-- Start of RECORDS SUPPLIED --
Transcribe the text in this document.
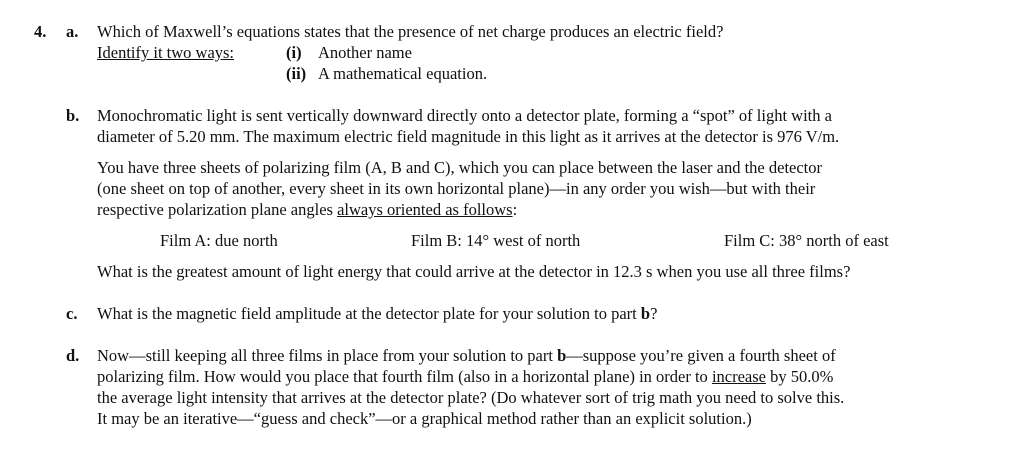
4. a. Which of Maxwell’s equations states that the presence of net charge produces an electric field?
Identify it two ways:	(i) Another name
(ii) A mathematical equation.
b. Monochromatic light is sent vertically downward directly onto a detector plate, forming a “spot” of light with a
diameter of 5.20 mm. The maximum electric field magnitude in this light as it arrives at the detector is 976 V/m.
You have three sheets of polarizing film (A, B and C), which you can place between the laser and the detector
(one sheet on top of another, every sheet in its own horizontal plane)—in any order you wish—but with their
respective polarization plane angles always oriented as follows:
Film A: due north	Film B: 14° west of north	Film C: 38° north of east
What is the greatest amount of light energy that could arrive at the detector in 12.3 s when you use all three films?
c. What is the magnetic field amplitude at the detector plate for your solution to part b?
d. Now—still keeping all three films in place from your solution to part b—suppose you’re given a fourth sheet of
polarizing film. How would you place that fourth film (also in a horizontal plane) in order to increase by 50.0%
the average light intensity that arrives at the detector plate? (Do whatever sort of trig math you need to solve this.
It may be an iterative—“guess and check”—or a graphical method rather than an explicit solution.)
-- End of RECORDS SUPPLIED --
-- Start of RECORDS SUPPLIED --
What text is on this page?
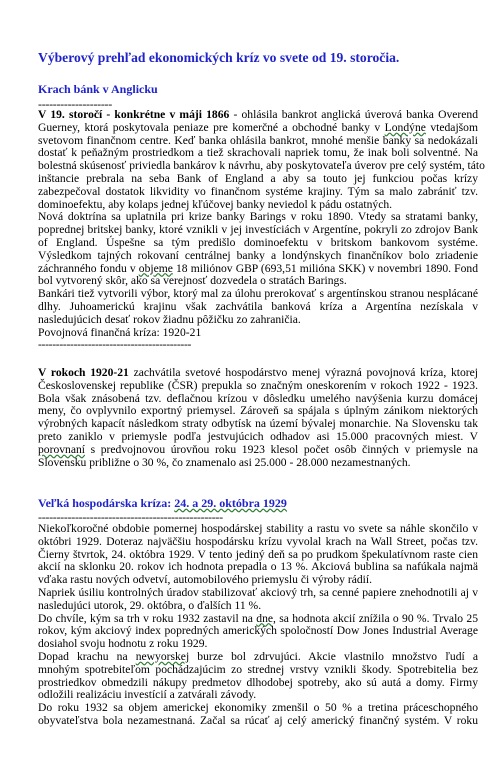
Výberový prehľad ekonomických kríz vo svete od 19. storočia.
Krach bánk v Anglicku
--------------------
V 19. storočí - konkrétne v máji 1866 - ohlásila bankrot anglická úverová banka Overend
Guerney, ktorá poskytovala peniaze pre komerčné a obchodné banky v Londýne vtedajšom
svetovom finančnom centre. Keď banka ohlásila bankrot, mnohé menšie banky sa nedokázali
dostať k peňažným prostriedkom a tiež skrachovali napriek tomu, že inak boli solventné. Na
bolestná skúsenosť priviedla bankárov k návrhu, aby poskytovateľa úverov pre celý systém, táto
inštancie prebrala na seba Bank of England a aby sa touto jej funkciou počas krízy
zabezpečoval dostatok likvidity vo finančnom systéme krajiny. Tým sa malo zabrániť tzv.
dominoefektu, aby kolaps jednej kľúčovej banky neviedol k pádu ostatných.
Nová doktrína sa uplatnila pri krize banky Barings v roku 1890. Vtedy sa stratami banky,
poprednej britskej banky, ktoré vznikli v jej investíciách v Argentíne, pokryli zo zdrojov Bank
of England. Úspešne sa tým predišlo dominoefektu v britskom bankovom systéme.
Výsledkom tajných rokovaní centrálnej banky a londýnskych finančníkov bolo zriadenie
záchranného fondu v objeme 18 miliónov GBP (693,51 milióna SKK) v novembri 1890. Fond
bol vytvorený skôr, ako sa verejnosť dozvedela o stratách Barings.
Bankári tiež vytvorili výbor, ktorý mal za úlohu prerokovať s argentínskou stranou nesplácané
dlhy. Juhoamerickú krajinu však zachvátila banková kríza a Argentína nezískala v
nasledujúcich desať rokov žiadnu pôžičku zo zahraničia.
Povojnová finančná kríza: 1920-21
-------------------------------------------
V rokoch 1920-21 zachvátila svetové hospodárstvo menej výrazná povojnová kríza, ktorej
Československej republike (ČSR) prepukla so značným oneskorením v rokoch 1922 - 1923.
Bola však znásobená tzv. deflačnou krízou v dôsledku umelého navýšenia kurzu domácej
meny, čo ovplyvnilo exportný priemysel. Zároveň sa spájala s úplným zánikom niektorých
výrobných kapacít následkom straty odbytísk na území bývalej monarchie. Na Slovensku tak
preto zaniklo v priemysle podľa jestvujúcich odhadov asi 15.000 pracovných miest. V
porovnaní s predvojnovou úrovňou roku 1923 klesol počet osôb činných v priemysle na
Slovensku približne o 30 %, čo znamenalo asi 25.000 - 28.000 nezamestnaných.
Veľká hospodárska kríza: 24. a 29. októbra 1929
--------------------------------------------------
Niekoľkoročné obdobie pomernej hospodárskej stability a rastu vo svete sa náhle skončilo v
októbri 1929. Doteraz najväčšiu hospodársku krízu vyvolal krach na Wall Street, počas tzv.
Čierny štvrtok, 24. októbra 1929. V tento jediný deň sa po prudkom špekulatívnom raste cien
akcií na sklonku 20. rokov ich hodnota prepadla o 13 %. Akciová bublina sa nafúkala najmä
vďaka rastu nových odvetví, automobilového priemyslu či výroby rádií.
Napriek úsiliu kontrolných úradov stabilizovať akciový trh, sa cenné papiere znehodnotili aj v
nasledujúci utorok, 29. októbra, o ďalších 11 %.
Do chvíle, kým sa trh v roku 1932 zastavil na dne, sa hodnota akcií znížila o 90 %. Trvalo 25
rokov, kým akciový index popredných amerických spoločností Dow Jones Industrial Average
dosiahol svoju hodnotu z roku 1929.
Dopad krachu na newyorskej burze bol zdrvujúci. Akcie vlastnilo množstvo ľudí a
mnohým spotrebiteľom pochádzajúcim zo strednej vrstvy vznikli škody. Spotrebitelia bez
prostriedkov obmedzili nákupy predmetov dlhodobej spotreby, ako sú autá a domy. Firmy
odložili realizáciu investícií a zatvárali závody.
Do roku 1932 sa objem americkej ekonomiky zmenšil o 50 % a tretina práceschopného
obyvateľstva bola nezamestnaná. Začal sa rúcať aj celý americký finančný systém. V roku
-- End of RECORDS SUPPLIED --
-- Start of RECORDS SUPPLIED --
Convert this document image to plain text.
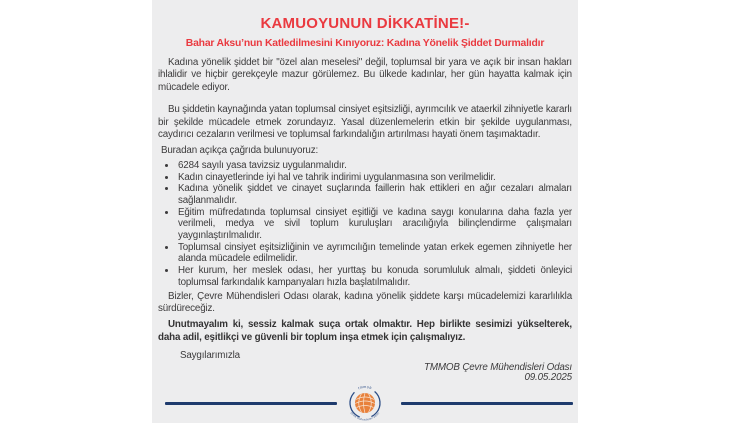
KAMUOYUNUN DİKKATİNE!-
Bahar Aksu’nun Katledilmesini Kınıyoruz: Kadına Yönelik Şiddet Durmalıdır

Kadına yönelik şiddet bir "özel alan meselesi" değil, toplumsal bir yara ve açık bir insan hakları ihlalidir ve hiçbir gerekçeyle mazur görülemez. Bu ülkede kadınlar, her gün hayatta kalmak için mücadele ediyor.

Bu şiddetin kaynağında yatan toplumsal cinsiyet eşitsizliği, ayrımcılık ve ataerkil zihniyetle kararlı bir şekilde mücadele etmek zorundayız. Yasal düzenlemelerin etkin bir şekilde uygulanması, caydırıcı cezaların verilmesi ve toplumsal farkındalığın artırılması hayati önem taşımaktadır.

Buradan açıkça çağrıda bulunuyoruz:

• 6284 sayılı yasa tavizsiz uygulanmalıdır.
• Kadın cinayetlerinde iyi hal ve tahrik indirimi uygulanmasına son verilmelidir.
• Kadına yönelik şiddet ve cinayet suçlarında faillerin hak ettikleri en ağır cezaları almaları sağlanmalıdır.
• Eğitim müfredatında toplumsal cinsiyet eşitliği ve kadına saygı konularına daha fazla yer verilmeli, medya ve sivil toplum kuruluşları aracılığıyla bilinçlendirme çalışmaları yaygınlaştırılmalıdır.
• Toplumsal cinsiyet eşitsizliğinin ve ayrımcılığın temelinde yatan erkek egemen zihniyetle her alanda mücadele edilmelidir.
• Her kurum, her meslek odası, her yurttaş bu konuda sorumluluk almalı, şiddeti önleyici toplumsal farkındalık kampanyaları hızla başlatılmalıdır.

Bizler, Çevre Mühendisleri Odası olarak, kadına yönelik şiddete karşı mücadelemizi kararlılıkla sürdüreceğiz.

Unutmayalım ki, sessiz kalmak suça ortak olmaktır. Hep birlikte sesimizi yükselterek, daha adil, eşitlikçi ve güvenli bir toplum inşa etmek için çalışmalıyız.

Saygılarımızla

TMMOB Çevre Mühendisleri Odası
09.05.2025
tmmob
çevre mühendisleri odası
-- End of RECORDS SUPPLIED --
REQUIREMENTS:
Every line in the data above that contains "banka" needs to be copied.

ANSWER TO THIS EXERCISE:
V 19. storočí - konkrétne v máji 1866 - ohlásila bankrot anglická úverová banka Overend
svetovom finančnom centre. Keď banka ohlásila bankrot, mnohé menšie banky sa nedokázali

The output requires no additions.